## MATERIALS PROVIDED
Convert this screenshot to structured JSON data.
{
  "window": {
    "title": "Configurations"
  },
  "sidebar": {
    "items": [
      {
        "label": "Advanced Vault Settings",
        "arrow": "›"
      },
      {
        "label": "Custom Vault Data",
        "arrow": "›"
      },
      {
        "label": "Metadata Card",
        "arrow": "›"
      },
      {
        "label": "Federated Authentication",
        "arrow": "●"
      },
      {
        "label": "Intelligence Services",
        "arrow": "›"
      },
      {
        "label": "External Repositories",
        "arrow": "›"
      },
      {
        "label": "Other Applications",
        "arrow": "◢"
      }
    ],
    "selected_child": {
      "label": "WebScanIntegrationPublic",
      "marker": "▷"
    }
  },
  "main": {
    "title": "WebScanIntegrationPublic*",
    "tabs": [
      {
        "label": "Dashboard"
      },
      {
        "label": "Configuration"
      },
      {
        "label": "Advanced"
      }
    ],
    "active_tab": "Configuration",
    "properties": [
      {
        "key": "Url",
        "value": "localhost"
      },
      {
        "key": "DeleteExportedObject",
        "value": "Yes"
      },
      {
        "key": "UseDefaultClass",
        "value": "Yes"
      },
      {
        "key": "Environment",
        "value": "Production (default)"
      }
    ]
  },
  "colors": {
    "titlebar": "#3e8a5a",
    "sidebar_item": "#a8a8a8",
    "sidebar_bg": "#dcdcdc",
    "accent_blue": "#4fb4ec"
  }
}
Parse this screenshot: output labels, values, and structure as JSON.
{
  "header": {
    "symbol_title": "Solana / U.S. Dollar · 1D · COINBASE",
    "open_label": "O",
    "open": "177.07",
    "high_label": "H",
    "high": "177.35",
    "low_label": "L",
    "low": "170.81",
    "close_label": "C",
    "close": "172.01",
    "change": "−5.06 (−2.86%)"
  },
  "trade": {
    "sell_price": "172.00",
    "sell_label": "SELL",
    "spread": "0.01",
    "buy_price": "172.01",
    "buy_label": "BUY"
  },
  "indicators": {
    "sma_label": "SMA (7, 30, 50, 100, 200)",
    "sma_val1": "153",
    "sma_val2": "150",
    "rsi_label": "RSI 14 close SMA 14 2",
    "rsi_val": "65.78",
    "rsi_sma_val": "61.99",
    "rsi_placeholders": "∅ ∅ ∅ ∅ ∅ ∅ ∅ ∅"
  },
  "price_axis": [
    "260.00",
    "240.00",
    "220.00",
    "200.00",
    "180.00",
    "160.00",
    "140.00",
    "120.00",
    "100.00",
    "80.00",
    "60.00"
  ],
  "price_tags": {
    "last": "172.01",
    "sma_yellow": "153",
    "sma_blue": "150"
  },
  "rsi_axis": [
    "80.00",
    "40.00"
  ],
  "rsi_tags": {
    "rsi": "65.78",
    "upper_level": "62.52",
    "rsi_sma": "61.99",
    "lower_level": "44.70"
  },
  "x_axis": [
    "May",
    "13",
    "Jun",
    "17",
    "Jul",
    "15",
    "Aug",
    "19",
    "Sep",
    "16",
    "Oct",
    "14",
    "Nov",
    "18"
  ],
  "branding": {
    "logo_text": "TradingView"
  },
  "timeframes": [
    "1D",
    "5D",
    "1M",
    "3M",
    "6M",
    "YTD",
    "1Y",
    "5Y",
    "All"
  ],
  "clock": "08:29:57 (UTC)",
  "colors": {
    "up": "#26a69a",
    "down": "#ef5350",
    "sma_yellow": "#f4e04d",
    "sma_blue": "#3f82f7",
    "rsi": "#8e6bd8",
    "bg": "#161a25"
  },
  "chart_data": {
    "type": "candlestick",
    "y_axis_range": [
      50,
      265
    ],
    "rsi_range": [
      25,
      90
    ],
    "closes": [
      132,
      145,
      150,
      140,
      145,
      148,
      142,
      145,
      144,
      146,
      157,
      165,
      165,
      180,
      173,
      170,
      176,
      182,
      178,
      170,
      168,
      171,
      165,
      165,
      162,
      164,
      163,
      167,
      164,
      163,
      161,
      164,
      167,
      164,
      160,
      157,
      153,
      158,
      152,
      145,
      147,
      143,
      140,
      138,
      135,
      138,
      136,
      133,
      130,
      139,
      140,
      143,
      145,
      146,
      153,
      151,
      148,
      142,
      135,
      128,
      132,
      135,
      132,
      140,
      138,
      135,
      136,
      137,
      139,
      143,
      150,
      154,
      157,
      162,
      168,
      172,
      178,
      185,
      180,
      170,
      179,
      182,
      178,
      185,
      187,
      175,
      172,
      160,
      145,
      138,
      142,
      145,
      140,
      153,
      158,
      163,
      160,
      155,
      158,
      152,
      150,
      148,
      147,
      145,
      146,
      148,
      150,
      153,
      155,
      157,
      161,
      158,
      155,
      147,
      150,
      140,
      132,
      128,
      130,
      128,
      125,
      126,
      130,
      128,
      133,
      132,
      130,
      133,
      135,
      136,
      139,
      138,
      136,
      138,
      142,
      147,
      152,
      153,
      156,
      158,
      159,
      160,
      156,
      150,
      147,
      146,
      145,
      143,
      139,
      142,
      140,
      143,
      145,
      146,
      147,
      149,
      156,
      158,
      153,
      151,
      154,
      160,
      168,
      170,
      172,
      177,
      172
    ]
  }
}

## TO DO
Find the lines above that include the string "this" and copy them.

## TASK RESULT
Convert this screenshot to structured JSON data.
Parse this screenshot: output labels, values, and structure as JSON.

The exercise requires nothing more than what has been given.